__SHORT EXERCISE__: Count every line where "labels" occurs. Give the total alone.

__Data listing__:
--- Start ---

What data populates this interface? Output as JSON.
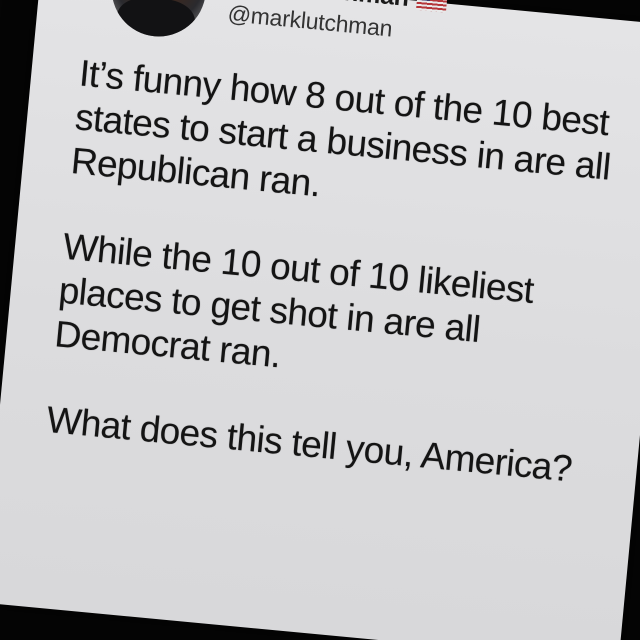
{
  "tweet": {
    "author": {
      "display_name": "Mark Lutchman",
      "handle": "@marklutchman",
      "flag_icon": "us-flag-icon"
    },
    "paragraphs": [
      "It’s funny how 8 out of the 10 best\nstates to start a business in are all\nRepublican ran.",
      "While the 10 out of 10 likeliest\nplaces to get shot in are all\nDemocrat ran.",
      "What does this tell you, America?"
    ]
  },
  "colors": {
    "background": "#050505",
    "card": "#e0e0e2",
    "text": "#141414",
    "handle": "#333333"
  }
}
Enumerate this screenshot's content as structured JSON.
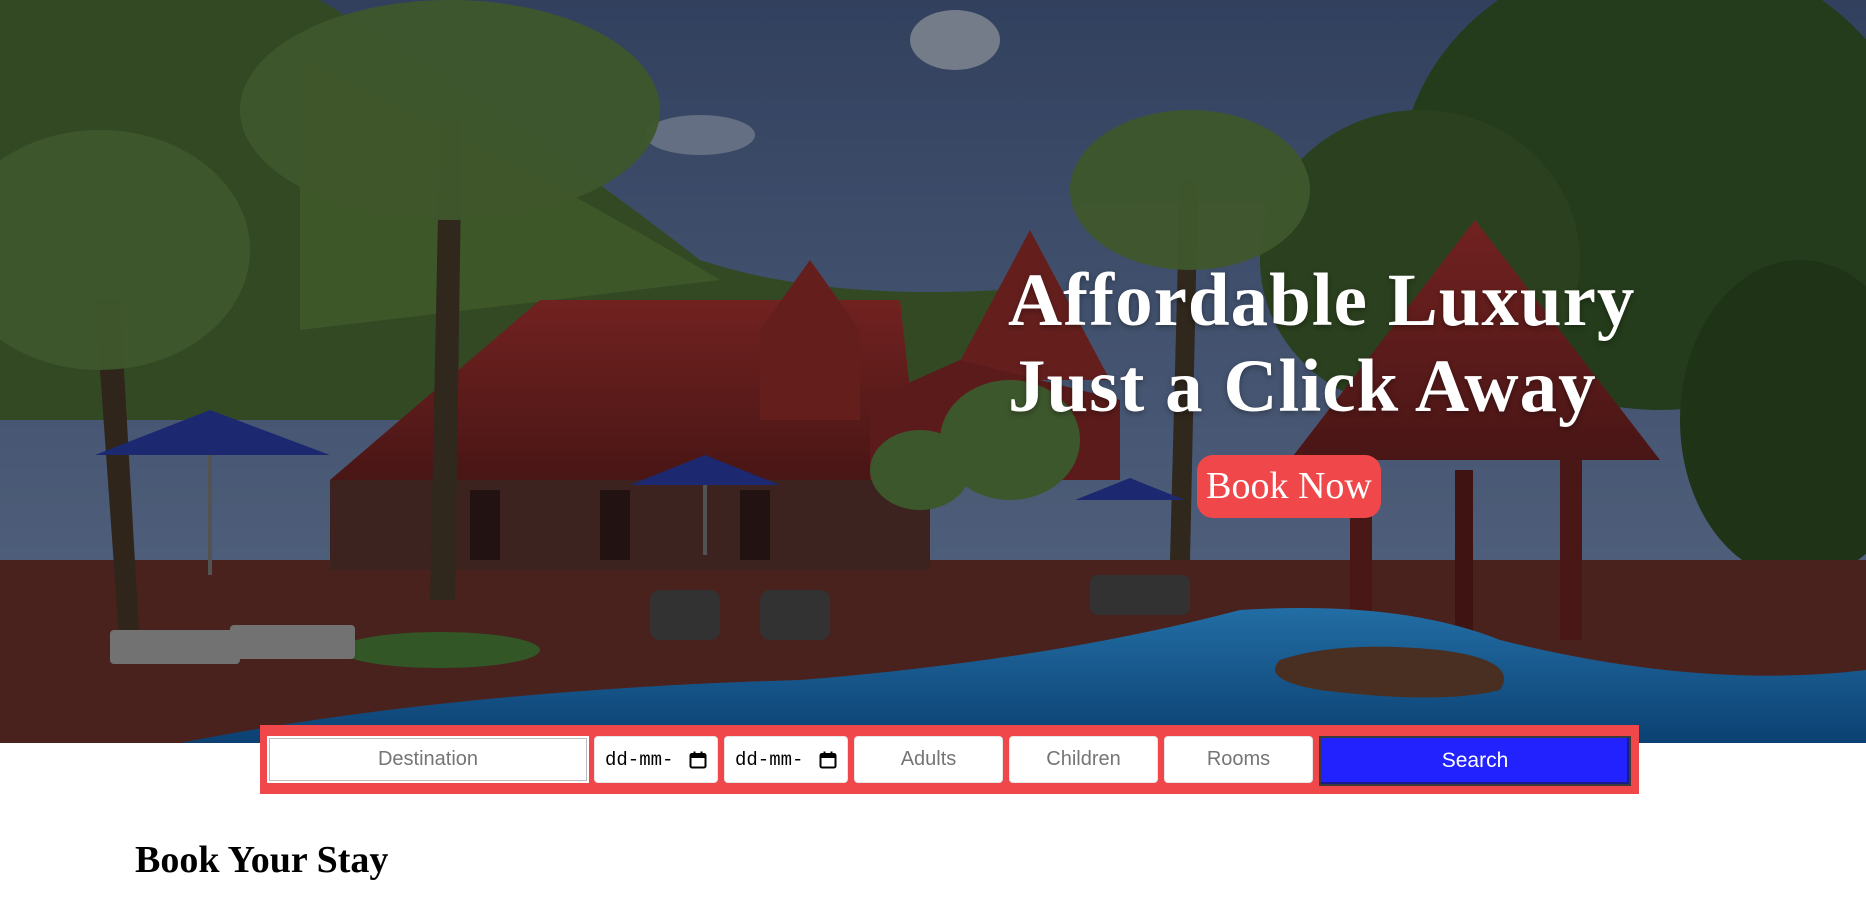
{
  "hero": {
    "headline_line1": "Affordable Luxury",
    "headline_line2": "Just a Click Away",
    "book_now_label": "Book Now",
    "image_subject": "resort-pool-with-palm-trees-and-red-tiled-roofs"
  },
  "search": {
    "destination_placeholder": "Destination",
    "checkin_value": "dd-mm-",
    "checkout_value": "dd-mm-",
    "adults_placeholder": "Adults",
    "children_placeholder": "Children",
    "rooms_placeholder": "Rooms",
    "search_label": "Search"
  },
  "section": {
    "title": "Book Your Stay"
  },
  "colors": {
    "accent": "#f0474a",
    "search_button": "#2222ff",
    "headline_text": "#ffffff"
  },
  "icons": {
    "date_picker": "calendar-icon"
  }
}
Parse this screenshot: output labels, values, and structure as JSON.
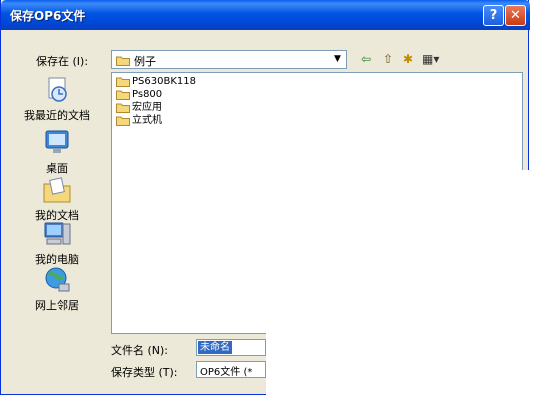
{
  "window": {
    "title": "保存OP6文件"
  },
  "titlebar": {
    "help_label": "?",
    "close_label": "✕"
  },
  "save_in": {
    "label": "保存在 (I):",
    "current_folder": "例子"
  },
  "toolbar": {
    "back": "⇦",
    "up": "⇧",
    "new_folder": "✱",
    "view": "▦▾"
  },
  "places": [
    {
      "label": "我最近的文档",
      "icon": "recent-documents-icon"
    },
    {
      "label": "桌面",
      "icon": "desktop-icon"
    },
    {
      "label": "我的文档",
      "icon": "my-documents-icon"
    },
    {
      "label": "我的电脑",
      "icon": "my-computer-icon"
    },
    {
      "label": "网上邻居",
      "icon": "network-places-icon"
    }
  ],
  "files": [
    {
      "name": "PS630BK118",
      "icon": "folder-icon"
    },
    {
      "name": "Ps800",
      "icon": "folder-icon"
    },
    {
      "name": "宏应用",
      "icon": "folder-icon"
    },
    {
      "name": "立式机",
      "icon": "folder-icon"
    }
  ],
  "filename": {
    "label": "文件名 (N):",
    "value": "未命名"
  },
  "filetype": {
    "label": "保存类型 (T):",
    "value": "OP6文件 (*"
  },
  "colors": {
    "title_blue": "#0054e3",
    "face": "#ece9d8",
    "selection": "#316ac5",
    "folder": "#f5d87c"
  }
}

--- End ---
--- Start ---

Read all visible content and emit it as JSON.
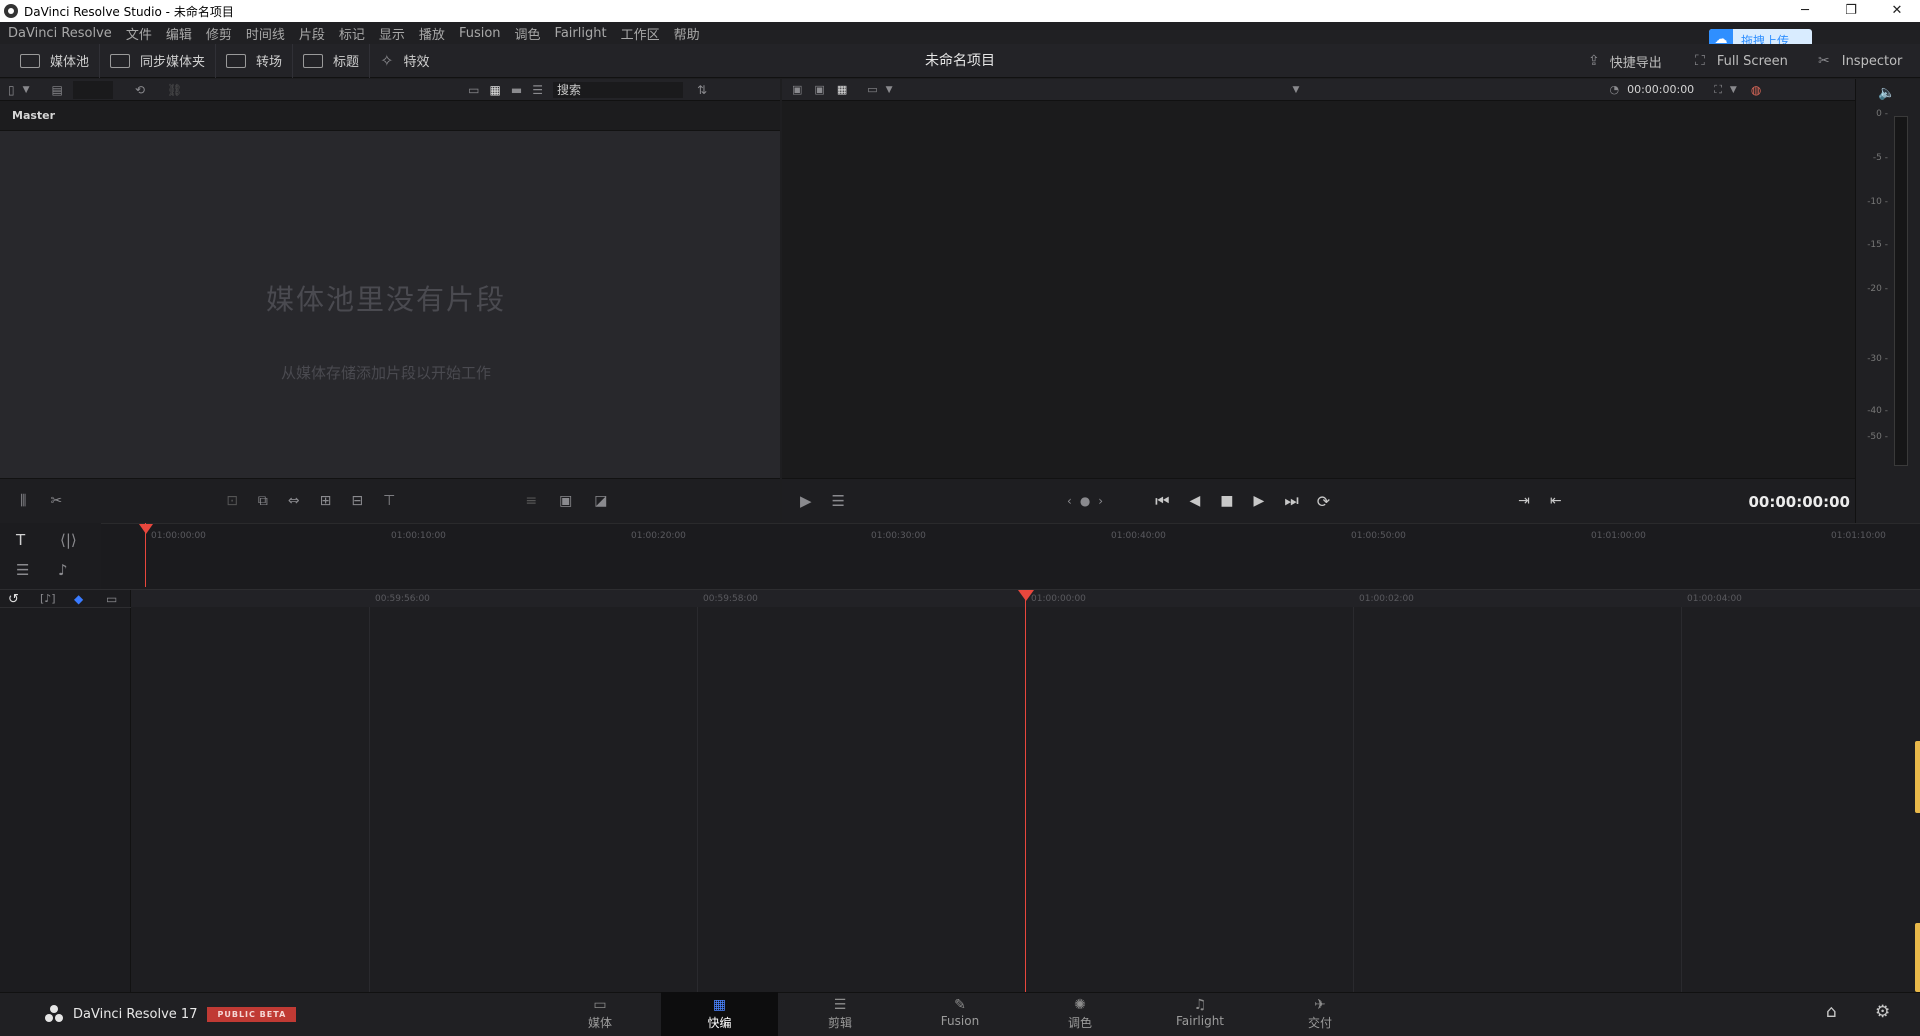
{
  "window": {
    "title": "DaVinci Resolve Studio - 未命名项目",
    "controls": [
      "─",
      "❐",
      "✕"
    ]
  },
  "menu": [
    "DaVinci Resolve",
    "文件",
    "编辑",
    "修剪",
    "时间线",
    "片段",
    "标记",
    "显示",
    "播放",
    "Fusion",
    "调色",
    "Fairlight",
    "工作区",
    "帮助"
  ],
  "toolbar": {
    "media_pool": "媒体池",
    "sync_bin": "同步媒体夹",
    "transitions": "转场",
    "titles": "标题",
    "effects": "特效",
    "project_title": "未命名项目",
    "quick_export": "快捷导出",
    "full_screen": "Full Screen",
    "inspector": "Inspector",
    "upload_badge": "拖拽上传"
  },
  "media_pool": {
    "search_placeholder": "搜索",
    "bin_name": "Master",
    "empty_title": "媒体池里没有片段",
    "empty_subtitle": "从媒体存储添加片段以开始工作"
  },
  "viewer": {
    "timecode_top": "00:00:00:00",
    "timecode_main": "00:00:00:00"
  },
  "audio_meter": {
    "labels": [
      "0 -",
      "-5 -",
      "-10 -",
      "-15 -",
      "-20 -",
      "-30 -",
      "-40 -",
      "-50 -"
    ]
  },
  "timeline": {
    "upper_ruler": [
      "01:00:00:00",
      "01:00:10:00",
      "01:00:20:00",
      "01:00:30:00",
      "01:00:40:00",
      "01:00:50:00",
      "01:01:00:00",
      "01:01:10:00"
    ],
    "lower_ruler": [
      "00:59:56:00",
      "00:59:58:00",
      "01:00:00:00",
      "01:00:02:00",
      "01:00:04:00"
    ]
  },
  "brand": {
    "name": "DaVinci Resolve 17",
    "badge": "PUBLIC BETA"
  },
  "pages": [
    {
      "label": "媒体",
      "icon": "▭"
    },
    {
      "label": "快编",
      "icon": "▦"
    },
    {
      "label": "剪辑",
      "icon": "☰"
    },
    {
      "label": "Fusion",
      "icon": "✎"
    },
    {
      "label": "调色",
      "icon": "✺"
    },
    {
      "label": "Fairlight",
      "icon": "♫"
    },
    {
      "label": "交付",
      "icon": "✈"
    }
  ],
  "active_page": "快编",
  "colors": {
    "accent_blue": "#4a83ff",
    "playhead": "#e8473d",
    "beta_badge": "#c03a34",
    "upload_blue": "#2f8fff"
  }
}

--- End ---

__RESPONSE TO THIS TASK__: 2